Written request: Copy every line that holds "Years".

Input records:

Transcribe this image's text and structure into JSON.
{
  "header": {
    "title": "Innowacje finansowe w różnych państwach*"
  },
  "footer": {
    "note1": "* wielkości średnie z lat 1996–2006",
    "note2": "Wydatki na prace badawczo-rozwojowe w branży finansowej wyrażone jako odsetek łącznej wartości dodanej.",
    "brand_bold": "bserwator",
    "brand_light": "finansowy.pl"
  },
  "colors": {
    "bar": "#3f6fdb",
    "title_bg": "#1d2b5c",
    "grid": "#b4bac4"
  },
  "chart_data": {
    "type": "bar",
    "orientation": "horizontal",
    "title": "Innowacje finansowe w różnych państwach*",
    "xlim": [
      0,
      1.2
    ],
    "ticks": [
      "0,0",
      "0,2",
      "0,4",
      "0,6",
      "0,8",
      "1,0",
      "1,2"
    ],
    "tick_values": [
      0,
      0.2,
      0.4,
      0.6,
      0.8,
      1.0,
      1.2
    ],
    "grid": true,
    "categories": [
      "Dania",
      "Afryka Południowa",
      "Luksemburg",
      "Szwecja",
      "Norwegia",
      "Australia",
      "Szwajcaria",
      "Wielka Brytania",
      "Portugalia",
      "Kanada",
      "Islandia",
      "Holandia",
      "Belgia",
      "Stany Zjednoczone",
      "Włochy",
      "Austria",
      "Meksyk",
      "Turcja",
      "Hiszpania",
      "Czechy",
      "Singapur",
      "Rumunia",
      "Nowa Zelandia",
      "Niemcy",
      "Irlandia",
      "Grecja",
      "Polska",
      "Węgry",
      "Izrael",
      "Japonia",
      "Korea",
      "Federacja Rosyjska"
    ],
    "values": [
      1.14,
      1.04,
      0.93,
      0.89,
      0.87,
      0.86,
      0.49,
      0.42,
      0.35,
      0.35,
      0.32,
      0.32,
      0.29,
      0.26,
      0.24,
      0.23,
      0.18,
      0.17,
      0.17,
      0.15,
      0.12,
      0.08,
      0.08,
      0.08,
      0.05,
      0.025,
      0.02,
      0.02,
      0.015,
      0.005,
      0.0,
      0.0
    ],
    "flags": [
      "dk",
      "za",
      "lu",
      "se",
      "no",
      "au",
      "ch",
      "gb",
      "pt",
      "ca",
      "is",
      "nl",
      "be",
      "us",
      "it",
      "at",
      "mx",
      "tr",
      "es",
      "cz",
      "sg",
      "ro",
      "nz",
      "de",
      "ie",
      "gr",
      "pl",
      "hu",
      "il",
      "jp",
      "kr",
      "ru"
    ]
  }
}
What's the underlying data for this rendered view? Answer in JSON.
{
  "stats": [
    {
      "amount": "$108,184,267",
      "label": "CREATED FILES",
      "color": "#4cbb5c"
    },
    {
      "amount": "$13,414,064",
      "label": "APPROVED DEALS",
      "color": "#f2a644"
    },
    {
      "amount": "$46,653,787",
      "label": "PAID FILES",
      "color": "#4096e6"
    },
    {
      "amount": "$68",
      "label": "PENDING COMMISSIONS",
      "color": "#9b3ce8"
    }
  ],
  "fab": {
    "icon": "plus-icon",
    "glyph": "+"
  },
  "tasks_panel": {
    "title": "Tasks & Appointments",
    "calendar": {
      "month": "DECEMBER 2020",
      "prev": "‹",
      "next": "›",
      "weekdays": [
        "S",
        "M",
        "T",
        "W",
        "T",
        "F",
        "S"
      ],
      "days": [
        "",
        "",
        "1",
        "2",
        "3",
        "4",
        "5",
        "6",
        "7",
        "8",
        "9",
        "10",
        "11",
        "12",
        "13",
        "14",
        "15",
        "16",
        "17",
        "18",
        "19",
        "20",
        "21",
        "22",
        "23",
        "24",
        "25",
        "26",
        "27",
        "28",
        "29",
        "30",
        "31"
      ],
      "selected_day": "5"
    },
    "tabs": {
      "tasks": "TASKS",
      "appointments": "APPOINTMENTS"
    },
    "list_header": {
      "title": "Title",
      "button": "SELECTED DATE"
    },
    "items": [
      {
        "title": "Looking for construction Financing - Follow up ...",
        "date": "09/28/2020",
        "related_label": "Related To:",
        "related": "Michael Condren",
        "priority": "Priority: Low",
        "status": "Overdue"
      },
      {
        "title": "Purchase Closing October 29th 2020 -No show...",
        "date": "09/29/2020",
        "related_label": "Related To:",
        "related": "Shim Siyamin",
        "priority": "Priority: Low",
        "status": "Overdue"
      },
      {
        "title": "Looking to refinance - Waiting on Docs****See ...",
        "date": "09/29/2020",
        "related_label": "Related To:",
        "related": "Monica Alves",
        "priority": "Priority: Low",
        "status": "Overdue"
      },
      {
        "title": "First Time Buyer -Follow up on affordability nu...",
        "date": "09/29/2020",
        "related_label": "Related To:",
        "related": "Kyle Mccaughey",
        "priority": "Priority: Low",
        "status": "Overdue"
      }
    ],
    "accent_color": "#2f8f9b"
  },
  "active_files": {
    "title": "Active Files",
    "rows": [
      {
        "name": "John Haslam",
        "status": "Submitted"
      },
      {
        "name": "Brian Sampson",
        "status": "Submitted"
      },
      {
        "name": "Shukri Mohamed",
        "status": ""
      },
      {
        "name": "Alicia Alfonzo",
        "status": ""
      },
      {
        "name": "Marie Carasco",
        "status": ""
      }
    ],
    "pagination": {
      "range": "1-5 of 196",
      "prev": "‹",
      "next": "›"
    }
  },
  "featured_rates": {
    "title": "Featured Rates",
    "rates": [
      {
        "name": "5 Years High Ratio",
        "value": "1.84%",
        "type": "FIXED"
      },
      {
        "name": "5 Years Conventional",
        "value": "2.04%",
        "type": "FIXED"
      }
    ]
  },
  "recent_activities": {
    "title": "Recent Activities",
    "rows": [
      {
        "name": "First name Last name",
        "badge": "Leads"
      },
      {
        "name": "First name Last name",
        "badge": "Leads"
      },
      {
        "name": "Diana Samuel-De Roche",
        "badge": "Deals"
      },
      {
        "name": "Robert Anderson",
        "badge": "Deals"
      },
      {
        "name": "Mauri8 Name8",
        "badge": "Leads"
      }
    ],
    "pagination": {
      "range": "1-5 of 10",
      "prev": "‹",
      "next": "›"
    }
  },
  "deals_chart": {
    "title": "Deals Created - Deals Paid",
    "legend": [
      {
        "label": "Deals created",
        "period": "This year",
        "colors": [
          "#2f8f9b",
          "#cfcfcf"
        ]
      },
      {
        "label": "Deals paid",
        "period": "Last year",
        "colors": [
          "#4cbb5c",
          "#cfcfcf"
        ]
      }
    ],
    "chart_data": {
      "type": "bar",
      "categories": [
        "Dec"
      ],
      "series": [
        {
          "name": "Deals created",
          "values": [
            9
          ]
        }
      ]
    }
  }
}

Worked answer:
        "name": "5 Years High Ratio",
        "name": "5 Years Conventional",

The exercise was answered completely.